SHORT EXERCISE
Leave out the pictures and transcribe everything else exactly.

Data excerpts
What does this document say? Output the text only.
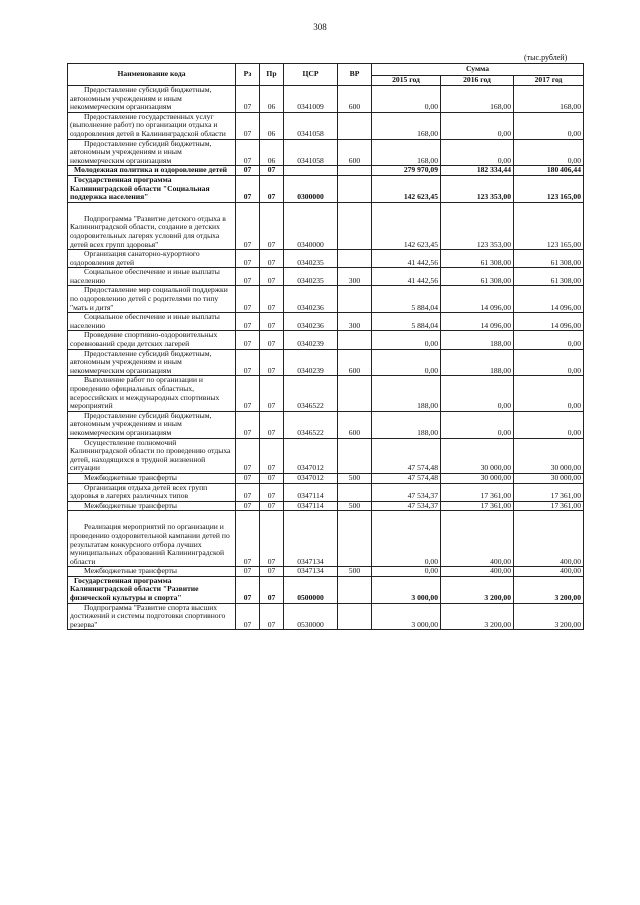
308
(тыс.рублей)
Наименование кода	Рз	Пр	ЦСР	ВР	Сумма		
					2015 год	2016 год	2017 год
Предоставление субсидий бюджетным, автономным учреждениям и иным некоммерческим организациям	07	06	0341009	600	0,00	168,00	168,00
Предоставление государственных услуг (выполнение работ) по организации отдыха и оздоровления детей в Калининградской области	07	06	0341058		168,00	0,00	0,00
Предоставление субсидий бюджетным, автономным учреждениям и иным некоммерческим организациям	07	06	0341058	600	168,00	0,00	0,00
Молодежная политика и оздоровление детей	07	07			279 970,09	182 334,44	180 406,44
Государственная программа Калининградской области "Социальная поддержка населения"	07	07	0300000		142 623,45	123 353,00	123 165,00
Подпрограмма "Развитие детского отдыха в Калининградской области, создание в детских оздоровительных лагерях условий для отдыха детей всех групп здоровья"	07	07	0340000		142 623,45	123 353,00	123 165,00
Организация санаторно-курортного оздоровления детей	07	07	0340235		41 442,56	61 308,00	61 308,00
Социальное обеспечение и иные выплаты населению	07	07	0340235	300	41 442,56	61 308,00	61 308,00
Предоставление мер социальной поддержки по оздоровлению детей с родителями по типу "мать и дитя"	07	07	0340236		5 884,04	14 096,00	14 096,00
Социальное обеспечение и иные выплаты населению	07	07	0340236	300	5 884,04	14 096,00	14 096,00
Проведение спортивно-оздоровительных соревнований среди детских лагерей	07	07	0340239		0,00	188,00	0,00
Предоставление субсидий бюджетным, автономным учреждениям и иным некоммерческим организациям	07	07	0340239	600	0,00	188,00	0,00
Выполнение работ по организации и проведению официальных областных, всероссийских и международных спортивных мероприятий	07	07	0346522		188,00	0,00	0,00
Предоставление субсидий бюджетным, автономным учреждениям и иным некоммерческим организациям	07	07	0346522	600	188,00	0,00	0,00
Осуществление полномочий Калининградской области по проведению отдыха детей, находящихся в трудной жизненной ситуации	07	07	0347012		47 574,48	30 000,00	30 000,00
Межбюджетные трансферты	07	07	0347012	500	47 574,48	30 000,00	30 000,00
Организация отдыха детей всех групп здоровья в лагерях различных типов	07	07	0347114		47 534,37	17 361,00	17 361,00
Межбюджетные трансферты	07	07	0347114	500	47 534,37	17 361,00	17 361,00
Реализация мероприятий по организации и проведению оздоровительной кампании детей по результатам конкурсного отбора лучших муниципальных образований Калининградской области	07	07	0347134		0,00	400,00	400,00
Межбюджетные трансферты	07	07	0347134	500	0,00	400,00	400,00
Государственная программа Калининградской области "Развитие физической культуры и спорта"	07	07	0500000		3 000,00	3 200,00	3 200,00
Подпрограмма "Развитие спорта высших достижений и системы подготовки спортивного резерва"	07	07	0530000		3 000,00	3 200,00	3 200,00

REPLY
What does this document say? Output the text only.
308
(тыс.рублей)
Наименование кода	Рз	Пр	ЦСР	ВР	Сумма		
					2015 год	2016 год	2017 год
Предоставление субсидий бюджетным, автономным учреждениям и иным некоммерческим организациям	07	06	0341009	600	0,00	168,00	168,00
Предоставление государственных услуг (выполнение работ) по организации отдыха и оздоровления детей в Калининградской области	07	06	0341058		168,00	0,00	0,00
Предоставление субсидий бюджетным, автономным учреждениям и иным некоммерческим организациям	07	06	0341058	600	168,00	0,00	0,00
Молодежная политика и оздоровление детей	07	07			279 970,09	182 334,44	180 406,44
Государственная программа Калининградской области "Социальная поддержка населения"	07	07	0300000		142 623,45	123 353,00	123 165,00
Подпрограмма "Развитие детского отдыха в Калининградской области, создание в детских оздоровительных лагерях условий для отдыха детей всех групп здоровья"	07	07	0340000		142 623,45	123 353,00	123 165,00
Организация санаторно-курортного оздоровления детей	07	07	0340235		41 442,56	61 308,00	61 308,00
Социальное обеспечение и иные выплаты населению	07	07	0340235	300	41 442,56	61 308,00	61 308,00
Предоставление мер социальной поддержки по оздоровлению детей с родителями по типу "мать и дитя"	07	07	0340236		5 884,04	14 096,00	14 096,00
Социальное обеспечение и иные выплаты населению	07	07	0340236	300	5 884,04	14 096,00	14 096,00
Проведение спортивно-оздоровительных соревнований среди детских лагерей	07	07	0340239		0,00	188,00	0,00
Предоставление субсидий бюджетным, автономным учреждениям и иным некоммерческим организациям	07	07	0340239	600	0,00	188,00	0,00
Выполнение работ по организации и проведению официальных областных, всероссийских и международных спортивных мероприятий	07	07	0346522		188,00	0,00	0,00
Предоставление субсидий бюджетным, автономным учреждениям и иным некоммерческим организациям	07	07	0346522	600	188,00	0,00	0,00
Осуществление полномочий Калининградской области по проведению отдыха детей, находящихся в трудной жизненной ситуации	07	07	0347012		47 574,48	30 000,00	30 000,00
Межбюджетные трансферты	07	07	0347012	500	47 574,48	30 000,00	30 000,00
Организация отдыха детей всех групп здоровья в лагерях различных типов	07	07	0347114		47 534,37	17 361,00	17 361,00
Межбюджетные трансферты	07	07	0347114	500	47 534,37	17 361,00	17 361,00
Реализация мероприятий по организации и проведению оздоровительной кампании детей по результатам конкурсного отбора лучших муниципальных образований Калининградской области	07	07	0347134		0,00	400,00	400,00
Межбюджетные трансферты	07	07	0347134	500	0,00	400,00	400,00
Государственная программа Калининградской области "Развитие физической культуры и спорта"	07	07	0500000		3 000,00	3 200,00	3 200,00
Подпрограмма "Развитие спорта высших достижений и системы подготовки спортивного резерва"	07	07	0530000		3 000,00	3 200,00	3 200,00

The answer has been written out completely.